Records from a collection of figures
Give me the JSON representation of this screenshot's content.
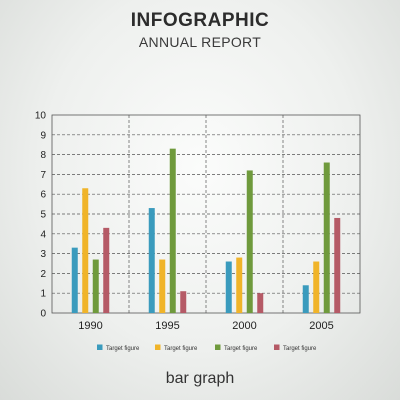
{
  "header": {
    "title": "INFOGRAPHIC",
    "subtitle": "ANNUAL REPORT"
  },
  "footer": {
    "caption": "bar graph"
  },
  "chart_data": {
    "type": "bar",
    "categories": [
      "1990",
      "1995",
      "2000",
      "2005"
    ],
    "series": [
      {
        "name": "Target figure",
        "color": "#3a9bbd",
        "values": [
          3.3,
          5.3,
          2.6,
          1.4
        ]
      },
      {
        "name": "Target figure",
        "color": "#f0b429",
        "values": [
          6.3,
          2.7,
          2.8,
          2.6
        ]
      },
      {
        "name": "Target figure",
        "color": "#6f9a3c",
        "values": [
          2.7,
          8.3,
          7.2,
          7.6
        ]
      },
      {
        "name": "Target figure",
        "color": "#b55a66",
        "values": [
          4.3,
          1.1,
          1.0,
          4.8
        ]
      }
    ],
    "ylim": [
      0,
      10
    ],
    "yticks": [
      "0",
      "1",
      "2",
      "3",
      "4",
      "5",
      "6",
      "7",
      "8",
      "9",
      "10"
    ],
    "grid": true,
    "legend_position": "bottom"
  }
}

**Challenge**
Return from the data every line that holds "color".

**Answer to this problem**
        "color": "#3a9bbd",
        "color": "#f0b429",
        "color": "#6f9a3c",
        "color": "#b55a66",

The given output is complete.